Gather the lines below that include the string "rich", copying each in full.

=====

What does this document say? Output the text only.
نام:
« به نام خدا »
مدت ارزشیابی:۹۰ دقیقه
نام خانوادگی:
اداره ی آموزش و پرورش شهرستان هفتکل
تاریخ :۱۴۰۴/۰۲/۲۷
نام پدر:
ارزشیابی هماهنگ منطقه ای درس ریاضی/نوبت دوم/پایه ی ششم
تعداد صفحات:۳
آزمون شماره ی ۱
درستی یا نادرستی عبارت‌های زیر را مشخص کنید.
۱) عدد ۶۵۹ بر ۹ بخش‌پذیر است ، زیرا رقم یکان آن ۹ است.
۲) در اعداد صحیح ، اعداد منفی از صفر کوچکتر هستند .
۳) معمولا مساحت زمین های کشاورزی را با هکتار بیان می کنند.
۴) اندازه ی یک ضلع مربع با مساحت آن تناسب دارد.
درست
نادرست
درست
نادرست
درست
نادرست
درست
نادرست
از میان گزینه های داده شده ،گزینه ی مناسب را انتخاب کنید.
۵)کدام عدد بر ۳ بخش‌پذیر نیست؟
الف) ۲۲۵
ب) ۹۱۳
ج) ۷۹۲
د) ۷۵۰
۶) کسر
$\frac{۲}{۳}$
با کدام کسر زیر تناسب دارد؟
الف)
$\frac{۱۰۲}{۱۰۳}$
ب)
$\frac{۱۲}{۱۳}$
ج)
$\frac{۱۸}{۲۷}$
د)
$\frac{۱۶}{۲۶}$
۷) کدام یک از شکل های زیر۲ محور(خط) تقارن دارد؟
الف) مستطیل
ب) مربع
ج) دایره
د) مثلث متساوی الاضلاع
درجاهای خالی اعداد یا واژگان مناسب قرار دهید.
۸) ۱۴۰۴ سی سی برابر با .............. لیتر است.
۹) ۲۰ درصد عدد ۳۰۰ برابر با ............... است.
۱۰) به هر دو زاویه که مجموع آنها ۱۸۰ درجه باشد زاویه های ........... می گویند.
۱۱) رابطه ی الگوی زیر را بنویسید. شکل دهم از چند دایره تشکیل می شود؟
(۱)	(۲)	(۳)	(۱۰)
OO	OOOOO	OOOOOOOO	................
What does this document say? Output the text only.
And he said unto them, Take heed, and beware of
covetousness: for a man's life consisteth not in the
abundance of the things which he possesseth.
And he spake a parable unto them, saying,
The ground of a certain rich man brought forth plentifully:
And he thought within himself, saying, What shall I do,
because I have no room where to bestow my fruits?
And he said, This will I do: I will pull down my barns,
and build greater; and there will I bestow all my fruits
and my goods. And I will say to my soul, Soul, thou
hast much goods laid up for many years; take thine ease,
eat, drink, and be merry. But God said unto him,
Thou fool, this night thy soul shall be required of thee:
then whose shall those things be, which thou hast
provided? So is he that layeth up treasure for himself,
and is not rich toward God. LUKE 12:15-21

=====

#### Exercise output:
The ground of a certain rich man brought forth plentifully:
and is not rich toward God. LUKE 12:15-21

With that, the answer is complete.